• **STATED PROBLEM**:
Omit all images, then return the remaining material exactly as it stands.

::::::::::

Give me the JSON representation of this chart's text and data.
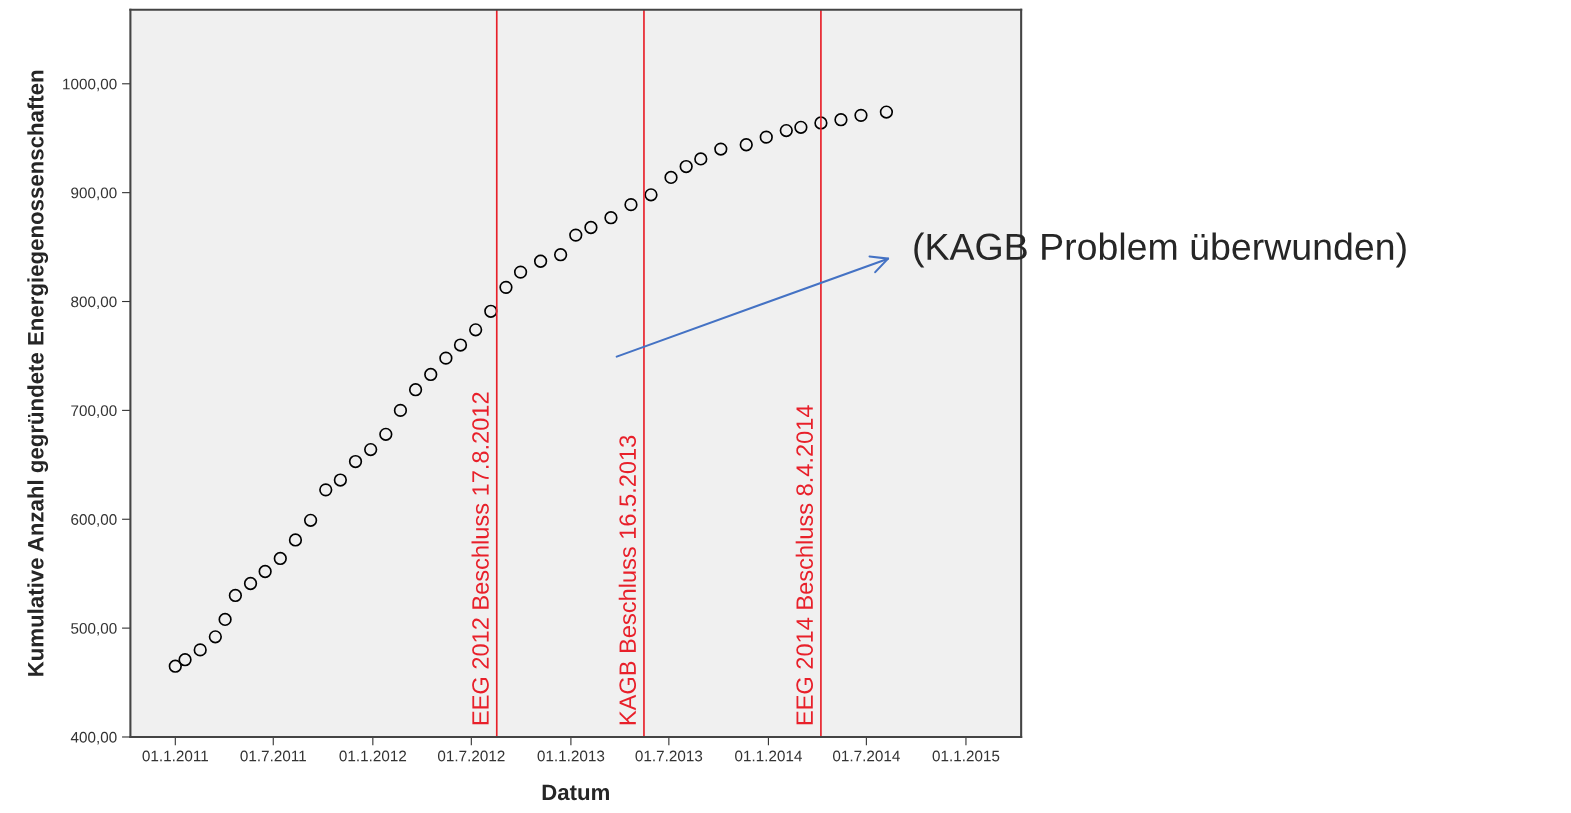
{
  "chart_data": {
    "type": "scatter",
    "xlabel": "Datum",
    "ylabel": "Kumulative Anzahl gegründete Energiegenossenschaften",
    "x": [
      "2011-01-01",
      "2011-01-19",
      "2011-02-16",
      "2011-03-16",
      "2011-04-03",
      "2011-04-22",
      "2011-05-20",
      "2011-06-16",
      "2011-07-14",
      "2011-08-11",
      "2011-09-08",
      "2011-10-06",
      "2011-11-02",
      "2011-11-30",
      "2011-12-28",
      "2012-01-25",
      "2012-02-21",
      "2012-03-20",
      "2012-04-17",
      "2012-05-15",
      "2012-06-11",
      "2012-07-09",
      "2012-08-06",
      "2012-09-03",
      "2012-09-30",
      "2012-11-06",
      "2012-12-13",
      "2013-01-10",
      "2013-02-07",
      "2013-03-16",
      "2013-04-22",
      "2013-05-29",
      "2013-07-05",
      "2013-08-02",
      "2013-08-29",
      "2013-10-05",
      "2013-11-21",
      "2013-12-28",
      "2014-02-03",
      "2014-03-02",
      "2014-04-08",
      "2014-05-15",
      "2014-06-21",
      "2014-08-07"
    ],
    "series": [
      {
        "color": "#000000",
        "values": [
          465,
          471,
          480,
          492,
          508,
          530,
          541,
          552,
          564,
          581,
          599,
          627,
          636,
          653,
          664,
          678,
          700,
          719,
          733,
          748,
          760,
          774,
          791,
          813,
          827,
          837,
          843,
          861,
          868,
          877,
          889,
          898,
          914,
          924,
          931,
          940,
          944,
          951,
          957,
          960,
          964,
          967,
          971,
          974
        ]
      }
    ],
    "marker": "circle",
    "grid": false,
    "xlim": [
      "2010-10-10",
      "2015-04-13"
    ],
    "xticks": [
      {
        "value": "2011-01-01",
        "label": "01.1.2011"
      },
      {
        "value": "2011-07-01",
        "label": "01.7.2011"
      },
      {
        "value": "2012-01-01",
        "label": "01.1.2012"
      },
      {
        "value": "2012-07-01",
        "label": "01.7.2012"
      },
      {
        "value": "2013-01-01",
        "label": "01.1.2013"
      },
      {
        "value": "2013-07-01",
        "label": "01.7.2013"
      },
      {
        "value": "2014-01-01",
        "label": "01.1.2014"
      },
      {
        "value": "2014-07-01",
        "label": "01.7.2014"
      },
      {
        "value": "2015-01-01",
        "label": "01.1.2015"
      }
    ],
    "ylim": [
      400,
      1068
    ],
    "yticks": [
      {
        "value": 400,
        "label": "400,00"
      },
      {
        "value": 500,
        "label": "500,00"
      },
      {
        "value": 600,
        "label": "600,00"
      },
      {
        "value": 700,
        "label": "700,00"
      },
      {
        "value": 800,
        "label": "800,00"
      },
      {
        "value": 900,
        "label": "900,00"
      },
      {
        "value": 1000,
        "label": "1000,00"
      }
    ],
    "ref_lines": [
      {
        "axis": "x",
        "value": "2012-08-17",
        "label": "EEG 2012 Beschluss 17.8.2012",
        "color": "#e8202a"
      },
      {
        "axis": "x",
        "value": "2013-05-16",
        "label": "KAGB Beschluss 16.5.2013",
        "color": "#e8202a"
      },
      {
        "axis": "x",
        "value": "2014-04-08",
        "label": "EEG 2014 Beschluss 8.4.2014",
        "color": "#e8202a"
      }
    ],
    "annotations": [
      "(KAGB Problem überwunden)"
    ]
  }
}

::::::::::

• **OUTPUT FOR THIS EXERCISE**:
Give me the JSON representation of this chart's text and data.
{
  "chart_data": {
    "type": "scatter",
    "xlabel": "Datum",
    "ylabel": "Kumulative Anzahl gegründete Energiegenossenschaften",
    "x": [
      "2011-01-01",
      "2011-01-19",
      "2011-02-16",
      "2011-03-16",
      "2011-04-03",
      "2011-04-22",
      "2011-05-20",
      "2011-06-16",
      "2011-07-14",
      "2011-08-11",
      "2011-09-08",
      "2011-10-06",
      "2011-11-02",
      "2011-11-30",
      "2011-12-28",
      "2012-01-25",
      "2012-02-21",
      "2012-03-20",
      "2012-04-17",
      "2012-05-15",
      "2012-06-11",
      "2012-07-09",
      "2012-08-06",
      "2012-09-03",
      "2012-09-30",
      "2012-11-06",
      "2012-12-13",
      "2013-01-10",
      "2013-02-07",
      "2013-03-16",
      "2013-04-22",
      "2013-05-29",
      "2013-07-05",
      "2013-08-02",
      "2013-08-29",
      "2013-10-05",
      "2013-11-21",
      "2013-12-28",
      "2014-02-03",
      "2014-03-02",
      "2014-04-08",
      "2014-05-15",
      "2014-06-21",
      "2014-08-07"
    ],
    "series": [
      {
        "color": "#000000",
        "values": [
          465,
          471,
          480,
          492,
          508,
          530,
          541,
          552,
          564,
          581,
          599,
          627,
          636,
          653,
          664,
          678,
          700,
          719,
          733,
          748,
          760,
          774,
          791,
          813,
          827,
          837,
          843,
          861,
          868,
          877,
          889,
          898,
          914,
          924,
          931,
          940,
          944,
          951,
          957,
          960,
          964,
          967,
          971,
          974
        ]
      }
    ],
    "marker": "circle",
    "grid": false,
    "xlim": [
      "2010-10-10",
      "2015-04-13"
    ],
    "xticks": [
      {
        "value": "2011-01-01",
        "label": "01.1.2011"
      },
      {
        "value": "2011-07-01",
        "label": "01.7.2011"
      },
      {
        "value": "2012-01-01",
        "label": "01.1.2012"
      },
      {
        "value": "2012-07-01",
        "label": "01.7.2012"
      },
      {
        "value": "2013-01-01",
        "label": "01.1.2013"
      },
      {
        "value": "2013-07-01",
        "label": "01.7.2013"
      },
      {
        "value": "2014-01-01",
        "label": "01.1.2014"
      },
      {
        "value": "2014-07-01",
        "label": "01.7.2014"
      },
      {
        "value": "2015-01-01",
        "label": "01.1.2015"
      }
    ],
    "ylim": [
      400,
      1068
    ],
    "yticks": [
      {
        "value": 400,
        "label": "400,00"
      },
      {
        "value": 500,
        "label": "500,00"
      },
      {
        "value": 600,
        "label": "600,00"
      },
      {
        "value": 700,
        "label": "700,00"
      },
      {
        "value": 800,
        "label": "800,00"
      },
      {
        "value": 900,
        "label": "900,00"
      },
      {
        "value": 1000,
        "label": "1000,00"
      }
    ],
    "ref_lines": [
      {
        "axis": "x",
        "value": "2012-08-17",
        "label": "EEG 2012 Beschluss 17.8.2012",
        "color": "#e8202a"
      },
      {
        "axis": "x",
        "value": "2013-05-16",
        "label": "KAGB Beschluss 16.5.2013",
        "color": "#e8202a"
      },
      {
        "axis": "x",
        "value": "2014-04-08",
        "label": "EEG 2014 Beschluss 8.4.2014",
        "color": "#e8202a"
      }
    ],
    "annotations": [
      "(KAGB Problem überwunden)"
    ]
  }
}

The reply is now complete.